* Begin *
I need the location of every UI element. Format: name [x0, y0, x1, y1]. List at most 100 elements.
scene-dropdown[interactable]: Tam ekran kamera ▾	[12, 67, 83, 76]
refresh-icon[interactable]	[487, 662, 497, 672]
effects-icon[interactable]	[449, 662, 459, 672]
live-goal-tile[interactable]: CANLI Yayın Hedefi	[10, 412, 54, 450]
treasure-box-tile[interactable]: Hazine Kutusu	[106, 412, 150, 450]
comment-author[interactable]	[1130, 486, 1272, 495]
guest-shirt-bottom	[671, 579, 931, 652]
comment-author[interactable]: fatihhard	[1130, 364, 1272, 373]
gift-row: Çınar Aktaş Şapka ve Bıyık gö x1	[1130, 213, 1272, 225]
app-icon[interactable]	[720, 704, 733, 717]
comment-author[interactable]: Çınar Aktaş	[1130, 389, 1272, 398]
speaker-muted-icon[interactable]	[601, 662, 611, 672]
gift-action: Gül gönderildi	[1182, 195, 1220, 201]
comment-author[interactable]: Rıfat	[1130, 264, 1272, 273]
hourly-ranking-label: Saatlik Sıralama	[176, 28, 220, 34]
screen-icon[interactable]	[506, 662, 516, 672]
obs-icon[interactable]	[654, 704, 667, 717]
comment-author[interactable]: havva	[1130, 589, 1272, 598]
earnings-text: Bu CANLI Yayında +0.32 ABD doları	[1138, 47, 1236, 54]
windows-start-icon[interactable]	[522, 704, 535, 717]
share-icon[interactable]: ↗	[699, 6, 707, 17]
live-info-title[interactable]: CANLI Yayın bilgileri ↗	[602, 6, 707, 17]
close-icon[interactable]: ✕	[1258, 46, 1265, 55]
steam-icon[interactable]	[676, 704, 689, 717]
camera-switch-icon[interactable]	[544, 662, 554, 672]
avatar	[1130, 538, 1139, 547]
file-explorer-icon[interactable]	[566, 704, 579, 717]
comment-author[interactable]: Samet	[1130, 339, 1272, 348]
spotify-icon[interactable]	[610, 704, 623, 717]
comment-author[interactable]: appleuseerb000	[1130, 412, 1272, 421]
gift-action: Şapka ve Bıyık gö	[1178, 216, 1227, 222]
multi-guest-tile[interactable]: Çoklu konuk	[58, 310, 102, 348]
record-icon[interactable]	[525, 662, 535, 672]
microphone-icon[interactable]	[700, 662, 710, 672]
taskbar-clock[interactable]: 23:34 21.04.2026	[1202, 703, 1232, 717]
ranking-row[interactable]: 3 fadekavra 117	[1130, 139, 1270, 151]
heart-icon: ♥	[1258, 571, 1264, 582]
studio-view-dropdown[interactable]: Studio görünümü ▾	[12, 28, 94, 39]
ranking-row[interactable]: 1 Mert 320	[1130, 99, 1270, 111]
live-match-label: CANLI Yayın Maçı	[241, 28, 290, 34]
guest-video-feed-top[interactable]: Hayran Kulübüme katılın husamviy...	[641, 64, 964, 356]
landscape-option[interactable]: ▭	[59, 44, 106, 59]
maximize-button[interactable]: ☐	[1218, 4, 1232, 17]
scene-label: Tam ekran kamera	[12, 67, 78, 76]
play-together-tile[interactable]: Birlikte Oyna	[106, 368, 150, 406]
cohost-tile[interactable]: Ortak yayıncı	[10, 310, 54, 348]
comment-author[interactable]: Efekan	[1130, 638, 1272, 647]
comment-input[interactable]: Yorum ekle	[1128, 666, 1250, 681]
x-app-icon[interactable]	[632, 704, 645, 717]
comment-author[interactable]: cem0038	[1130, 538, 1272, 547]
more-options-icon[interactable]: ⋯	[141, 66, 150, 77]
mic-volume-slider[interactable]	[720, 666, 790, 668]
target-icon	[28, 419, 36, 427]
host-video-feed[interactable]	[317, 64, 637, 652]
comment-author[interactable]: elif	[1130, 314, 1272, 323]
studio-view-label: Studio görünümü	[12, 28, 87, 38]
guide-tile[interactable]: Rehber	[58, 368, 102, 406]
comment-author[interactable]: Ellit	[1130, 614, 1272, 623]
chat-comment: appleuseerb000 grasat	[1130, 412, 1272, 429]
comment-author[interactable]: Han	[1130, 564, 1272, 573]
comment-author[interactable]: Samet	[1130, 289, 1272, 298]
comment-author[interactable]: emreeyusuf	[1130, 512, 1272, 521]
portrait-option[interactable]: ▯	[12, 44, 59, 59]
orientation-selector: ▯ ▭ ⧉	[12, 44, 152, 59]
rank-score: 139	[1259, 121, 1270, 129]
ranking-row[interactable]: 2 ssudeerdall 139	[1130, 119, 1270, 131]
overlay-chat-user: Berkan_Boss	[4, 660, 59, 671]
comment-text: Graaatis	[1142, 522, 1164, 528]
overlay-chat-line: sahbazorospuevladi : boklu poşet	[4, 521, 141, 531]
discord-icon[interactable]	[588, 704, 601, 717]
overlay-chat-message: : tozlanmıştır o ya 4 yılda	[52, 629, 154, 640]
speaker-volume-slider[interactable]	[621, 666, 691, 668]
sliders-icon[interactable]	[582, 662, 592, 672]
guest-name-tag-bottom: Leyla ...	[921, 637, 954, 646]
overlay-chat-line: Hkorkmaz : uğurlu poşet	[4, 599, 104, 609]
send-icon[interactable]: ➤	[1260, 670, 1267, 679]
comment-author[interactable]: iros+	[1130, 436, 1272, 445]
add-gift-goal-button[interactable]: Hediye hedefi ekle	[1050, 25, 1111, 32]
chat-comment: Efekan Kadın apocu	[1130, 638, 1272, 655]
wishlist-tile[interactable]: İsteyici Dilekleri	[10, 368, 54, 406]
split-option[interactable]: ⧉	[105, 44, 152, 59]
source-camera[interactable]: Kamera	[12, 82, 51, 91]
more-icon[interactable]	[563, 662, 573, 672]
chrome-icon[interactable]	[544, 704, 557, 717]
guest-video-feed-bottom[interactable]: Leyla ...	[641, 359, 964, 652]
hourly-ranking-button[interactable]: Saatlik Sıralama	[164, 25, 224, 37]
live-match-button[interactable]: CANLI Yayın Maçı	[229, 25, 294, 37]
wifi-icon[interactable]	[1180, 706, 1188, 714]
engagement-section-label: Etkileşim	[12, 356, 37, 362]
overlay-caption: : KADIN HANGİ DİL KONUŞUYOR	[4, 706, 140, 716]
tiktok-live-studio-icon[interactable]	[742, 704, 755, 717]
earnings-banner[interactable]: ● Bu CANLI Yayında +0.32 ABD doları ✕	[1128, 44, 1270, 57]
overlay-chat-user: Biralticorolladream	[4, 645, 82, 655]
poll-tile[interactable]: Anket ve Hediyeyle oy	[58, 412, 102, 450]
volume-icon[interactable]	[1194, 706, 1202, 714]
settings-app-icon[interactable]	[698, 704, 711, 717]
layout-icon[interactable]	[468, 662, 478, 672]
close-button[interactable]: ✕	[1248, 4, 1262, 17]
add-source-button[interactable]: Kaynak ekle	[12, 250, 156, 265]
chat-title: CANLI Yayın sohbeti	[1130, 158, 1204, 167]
* End *
- [Exercise aim]
Swap every "comment-author" in the data above for "chat-username", and reproduce all lines with nothing else changed.

- [Result of this exercise]
I need the location of every UI element. Format: name [x0, y0, x1, y1]. List at most 100 elements.
scene-dropdown[interactable]: Tam ekran kamera ▾	[12, 67, 83, 76]
refresh-icon[interactable]	[487, 662, 497, 672]
effects-icon[interactable]	[449, 662, 459, 672]
live-goal-tile[interactable]: CANLI Yayın Hedefi	[10, 412, 54, 450]
treasure-box-tile[interactable]: Hazine Kutusu	[106, 412, 150, 450]
chat-username[interactable]	[1130, 486, 1272, 495]
guest-shirt-bottom	[671, 579, 931, 652]
chat-username[interactable]: fatihhard	[1130, 364, 1272, 373]
gift-row: Çınar Aktaş Şapka ve Bıyık gö x1	[1130, 213, 1272, 225]
app-icon[interactable]	[720, 704, 733, 717]
chat-username[interactable]: Çınar Aktaş	[1130, 389, 1272, 398]
speaker-muted-icon[interactable]	[601, 662, 611, 672]
gift-action: Gül gönderildi	[1182, 195, 1220, 201]
chat-username[interactable]: Rıfat	[1130, 264, 1272, 273]
hourly-ranking-label: Saatlik Sıralama	[176, 28, 220, 34]
screen-icon[interactable]	[506, 662, 516, 672]
obs-icon[interactable]	[654, 704, 667, 717]
chat-username[interactable]: havva	[1130, 589, 1272, 598]
earnings-text: Bu CANLI Yayında +0.32 ABD doları	[1138, 47, 1236, 54]
windows-start-icon[interactable]	[522, 704, 535, 717]
share-icon[interactable]: ↗	[699, 6, 707, 17]
live-info-title[interactable]: CANLI Yayın bilgileri ↗	[602, 6, 707, 17]
close-icon[interactable]: ✕	[1258, 46, 1265, 55]
steam-icon[interactable]	[676, 704, 689, 717]
camera-switch-icon[interactable]	[544, 662, 554, 672]
avatar	[1130, 538, 1139, 547]
file-explorer-icon[interactable]	[566, 704, 579, 717]
chat-username[interactable]: Samet	[1130, 339, 1272, 348]
spotify-icon[interactable]	[610, 704, 623, 717]
chat-username[interactable]: appleuseerb000	[1130, 412, 1272, 421]
gift-action: Şapka ve Bıyık gö	[1178, 216, 1227, 222]
multi-guest-tile[interactable]: Çoklu konuk	[58, 310, 102, 348]
record-icon[interactable]	[525, 662, 535, 672]
microphone-icon[interactable]	[700, 662, 710, 672]
taskbar-clock[interactable]: 23:34 21.04.2026	[1202, 703, 1232, 717]
ranking-row[interactable]: 3 fadekavra 117	[1130, 139, 1270, 151]
heart-icon: ♥	[1258, 571, 1264, 582]
studio-view-dropdown[interactable]: Studio görünümü ▾	[12, 28, 94, 39]
ranking-row[interactable]: 1 Mert 320	[1130, 99, 1270, 111]
live-match-label: CANLI Yayın Maçı	[241, 28, 290, 34]
guest-video-feed-top[interactable]: Hayran Kulübüme katılın husamviy...	[641, 64, 964, 356]
landscape-option[interactable]: ▭	[59, 44, 106, 59]
maximize-button[interactable]: ☐	[1218, 4, 1232, 17]
scene-label: Tam ekran kamera	[12, 67, 78, 76]
play-together-tile[interactable]: Birlikte Oyna	[106, 368, 150, 406]
cohost-tile[interactable]: Ortak yayıncı	[10, 310, 54, 348]
chat-username[interactable]: Efekan	[1130, 638, 1272, 647]
comment-input[interactable]: Yorum ekle	[1128, 666, 1250, 681]
x-app-icon[interactable]	[632, 704, 645, 717]
chat-username[interactable]: cem0038	[1130, 538, 1272, 547]
more-options-icon[interactable]: ⋯	[141, 66, 150, 77]
mic-volume-slider[interactable]	[720, 666, 790, 668]
target-icon	[28, 419, 36, 427]
host-video-feed[interactable]	[317, 64, 637, 652]
chat-username[interactable]: elif	[1130, 314, 1272, 323]
studio-view-label: Studio görünümü	[12, 28, 87, 38]
guide-tile[interactable]: Rehber	[58, 368, 102, 406]
chat-username[interactable]: Ellit	[1130, 614, 1272, 623]
chat-comment: appleuseerb000 grasat	[1130, 412, 1272, 429]
chat-username[interactable]: Han	[1130, 564, 1272, 573]
chat-username[interactable]: Samet	[1130, 289, 1272, 298]
chat-username[interactable]: emreeyusuf	[1130, 512, 1272, 521]
portrait-option[interactable]: ▯	[12, 44, 59, 59]
orientation-selector: ▯ ▭ ⧉	[12, 44, 152, 59]
rank-score: 139	[1259, 121, 1270, 129]
ranking-row[interactable]: 2 ssudeerdall 139	[1130, 119, 1270, 131]
overlay-chat-user: Berkan_Boss	[4, 660, 59, 671]
comment-text: Graaatis	[1142, 522, 1164, 528]
overlay-chat-line: sahbazorospuevladi : boklu poşet	[4, 521, 141, 531]
discord-icon[interactable]	[588, 704, 601, 717]
overlay-chat-message: : tozlanmıştır o ya 4 yılda	[52, 629, 154, 640]
speaker-volume-slider[interactable]	[621, 666, 691, 668]
sliders-icon[interactable]	[582, 662, 592, 672]
guest-name-tag-bottom: Leyla ...	[921, 637, 954, 646]
overlay-chat-line: Hkorkmaz : uğurlu poşet	[4, 599, 104, 609]
send-icon[interactable]: ➤	[1260, 670, 1267, 679]
chat-username[interactable]: iros+	[1130, 436, 1272, 445]
add-gift-goal-button[interactable]: Hediye hedefi ekle	[1050, 25, 1111, 32]
chat-comment: Efekan Kadın apocu	[1130, 638, 1272, 655]
wishlist-tile[interactable]: İsteyici Dilekleri	[10, 368, 54, 406]
split-option[interactable]: ⧉	[105, 44, 152, 59]
source-camera[interactable]: Kamera	[12, 82, 51, 91]
more-icon[interactable]	[563, 662, 573, 672]
chrome-icon[interactable]	[544, 704, 557, 717]
guest-video-feed-bottom[interactable]: Leyla ...	[641, 359, 964, 652]
hourly-ranking-button[interactable]: Saatlik Sıralama	[164, 25, 224, 37]
live-match-button[interactable]: CANLI Yayın Maçı	[229, 25, 294, 37]
wifi-icon[interactable]	[1180, 706, 1188, 714]
engagement-section-label: Etkileşim	[12, 356, 37, 362]
overlay-caption: : KADIN HANGİ DİL KONUŞUYOR	[4, 706, 140, 716]
tiktok-live-studio-icon[interactable]	[742, 704, 755, 717]
earnings-banner[interactable]: ● Bu CANLI Yayında +0.32 ABD doları ✕	[1128, 44, 1270, 57]
overlay-chat-user: Biralticorolladream	[4, 645, 82, 655]
poll-tile[interactable]: Anket ve Hediyeyle oy	[58, 412, 102, 450]
volume-icon[interactable]	[1194, 706, 1202, 714]
settings-app-icon[interactable]	[698, 704, 711, 717]
layout-icon[interactable]	[468, 662, 478, 672]
close-button[interactable]: ✕	[1248, 4, 1262, 17]
add-source-button[interactable]: Kaynak ekle	[12, 250, 156, 265]
chat-title: CANLI Yayın sohbeti	[1130, 158, 1204, 167]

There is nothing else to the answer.